Work to do: Leave out the pictures and repeat the data exactly.

══════════════════════════════

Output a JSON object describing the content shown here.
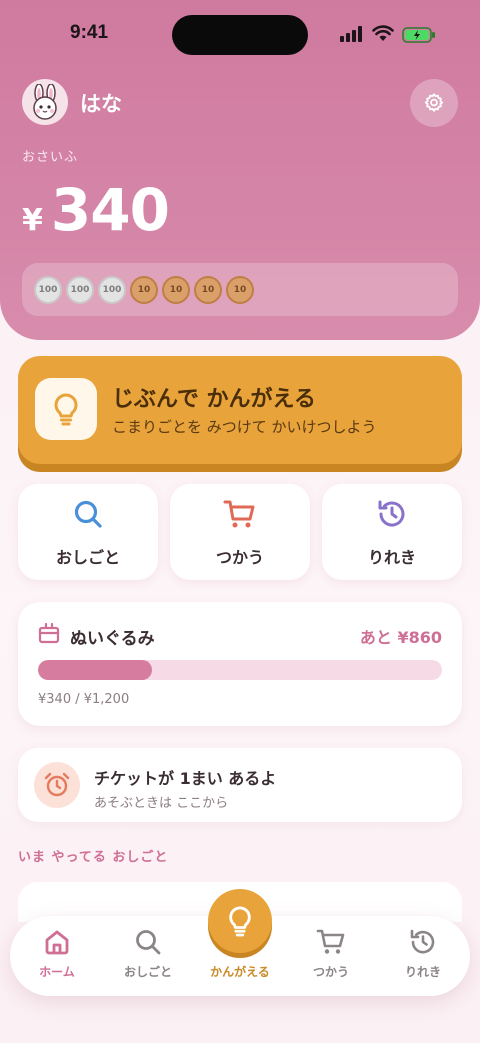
{
  "status_bar": {
    "time": "9:41"
  },
  "profile": {
    "name": "はな",
    "avatar_icon": "rabbit-icon"
  },
  "wallet": {
    "label": "おさいふ",
    "currency": "¥",
    "amount": "340",
    "coins": [
      {
        "value": "100",
        "kind": "silver"
      },
      {
        "value": "100",
        "kind": "silver"
      },
      {
        "value": "100",
        "kind": "silver"
      },
      {
        "value": "10",
        "kind": "bronze"
      },
      {
        "value": "10",
        "kind": "bronze"
      },
      {
        "value": "10",
        "kind": "bronze"
      },
      {
        "value": "10",
        "kind": "bronze"
      }
    ]
  },
  "think_card": {
    "title": "じぶんで かんがえる",
    "subtitle": "こまりごとを みつけて かいけつしよう",
    "icon": "lightbulb-icon"
  },
  "quick_actions": [
    {
      "label": "おしごと",
      "icon": "search-icon",
      "color": "#4a90d9"
    },
    {
      "label": "つかう",
      "icon": "cart-icon",
      "color": "#e06a55"
    },
    {
      "label": "りれき",
      "icon": "history-icon",
      "color": "#8a72c9"
    }
  ],
  "goal": {
    "title": "ぬいぐるみ",
    "remaining": "あと ¥860",
    "progress_text": "¥340 / ¥1,200",
    "progress_fraction": 0.283
  },
  "ticket": {
    "title": "チケットが 1まい あるよ",
    "subtitle": "あそぶときは ここから",
    "icon": "alarm-clock-icon"
  },
  "section": {
    "label": "いま やってる おしごと"
  },
  "tabbar": {
    "items": [
      {
        "label": "ホーム",
        "icon": "home-icon",
        "active": true
      },
      {
        "label": "おしごと",
        "icon": "search-icon"
      },
      {
        "label": "かんがえる",
        "icon": "lightbulb-icon",
        "center": true
      },
      {
        "label": "つかう",
        "icon": "cart-icon"
      },
      {
        "label": "りれき",
        "icon": "history-icon"
      }
    ]
  },
  "colors": {
    "header": "#cf7a9f",
    "accent_pink": "#cf6f95",
    "accent_orange": "#e8a33a"
  }
}
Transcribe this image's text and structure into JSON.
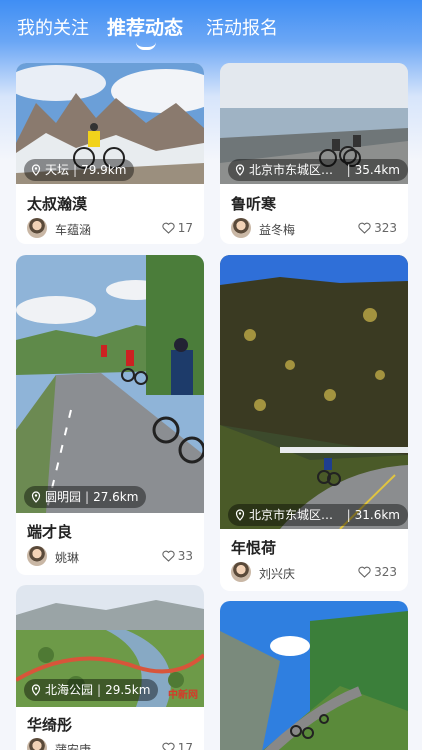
{
  "tabs": [
    {
      "label": "我的关注"
    },
    {
      "label": "推荐动态"
    },
    {
      "label": "活动报名"
    }
  ],
  "colors": {
    "accent": "#3f8ef4",
    "text": "#222222",
    "muted": "#666666"
  },
  "cards": [
    {
      "location": "天坛",
      "distance": "79.9km",
      "title": "太叔瀚漠",
      "author": "车蕴涵",
      "likes": "17"
    },
    {
      "location": "北京市东城区雍和…",
      "distance": "35.4km",
      "title": "鲁听寒",
      "author": "益冬梅",
      "likes": "323"
    },
    {
      "location": "圆明园",
      "distance": "27.6km",
      "title": "端才良",
      "author": "姚琳",
      "likes": "33"
    },
    {
      "location": "北京市东城区天坛…",
      "distance": "31.6km",
      "title": "年恨荷",
      "author": "刘兴庆",
      "likes": "323"
    },
    {
      "location": "北海公园",
      "distance": "29.5km",
      "title": "华绮彤",
      "author": "蒲安康",
      "likes": "17"
    },
    {
      "watermark": "中新网"
    }
  ],
  "icons": {
    "location": "map-pin-icon",
    "like": "heart-icon"
  }
}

══════════════════════════════

Full answer:
Output a JSON object describing the content shown here.
{
  "status_bar": {
    "time": "9:41"
  },
  "profile": {
    "name": "はな",
    "avatar_icon": "rabbit-icon"
  },
  "wallet": {
    "label": "おさいふ",
    "currency": "¥",
    "amount": "340",
    "coins": [
      {
        "value": "100",
        "kind": "silver"
      },
      {
        "value": "100",
        "kind": "silver"
      },
      {
        "value": "100",
        "kind": "silver"
      },
      {
        "value": "10",
        "kind": "bronze"
      },
      {
        "value": "10",
        "kind": "bronze"
      },
      {
        "value": "10",
        "kind": "bronze"
      },
      {
        "value": "10",
        "kind": "bronze"
      }
    ]
  },
  "think_card": {
    "title": "じぶんで かんがえる",
    "subtitle": "こまりごとを みつけて かいけつしよう",
    "icon": "lightbulb-icon"
  },
  "quick_actions": [
    {
      "label": "おしごと",
      "icon": "search-icon",
      "color": "#4a90d9"
    },
    {
      "label": "つかう",
      "icon": "cart-icon",
      "color": "#e06a55"
    },
    {
      "label": "りれき",
      "icon": "history-icon",
      "color": "#8a72c9"
    }
  ],
  "goal": {
    "title": "ぬいぐるみ",
    "remaining": "あと ¥860",
    "progress_text": "¥340 / ¥1,200",
    "progress_fraction": 0.283
  },
  "ticket": {
    "title": "チケットが 1まい あるよ",
    "subtitle": "あそぶときは ここから",
    "icon": "alarm-clock-icon"
  },
  "section": {
    "label": "いま やってる おしごと"
  },
  "tabbar": {
    "items": [
      {
        "label": "ホーム",
        "icon": "home-icon",
        "active": true
      },
      {
        "label": "おしごと",
        "icon": "search-icon"
      },
      {
        "label": "かんがえる",
        "icon": "lightbulb-icon",
        "center": true
      },
      {
        "label": "つかう",
        "icon": "cart-icon"
      },
      {
        "label": "りれき",
        "icon": "history-icon"
      }
    ]
  },
  "colors": {
    "header": "#cf7a9f",
    "accent_pink": "#cf6f95",
    "accent_orange": "#e8a33a"
  }
}
Transcribe this image's text and structure into JSON.
{
  "tabs": [
    {
      "label": "我的关注"
    },
    {
      "label": "推荐动态"
    },
    {
      "label": "活动报名"
    }
  ],
  "colors": {
    "accent": "#3f8ef4",
    "text": "#222222",
    "muted": "#666666"
  },
  "cards": [
    {
      "location": "天坛",
      "distance": "79.9km",
      "title": "太叔瀚漠",
      "author": "车蕴涵",
      "likes": "17"
    },
    {
      "location": "北京市东城区雍和…",
      "distance": "35.4km",
      "title": "鲁听寒",
      "author": "益冬梅",
      "likes": "323"
    },
    {
      "location": "圆明园",
      "distance": "27.6km",
      "title": "端才良",
      "author": "姚琳",
      "likes": "33"
    },
    {
      "location": "北京市东城区天坛…",
      "distance": "31.6km",
      "title": "年恨荷",
      "author": "刘兴庆",
      "likes": "323"
    },
    {
      "location": "北海公园",
      "distance": "29.5km",
      "title": "华绮彤",
      "author": "蒲安康",
      "likes": "17"
    },
    {
      "watermark": "中新网"
    }
  ],
  "icons": {
    "location": "map-pin-icon",
    "like": "heart-icon"
  }
}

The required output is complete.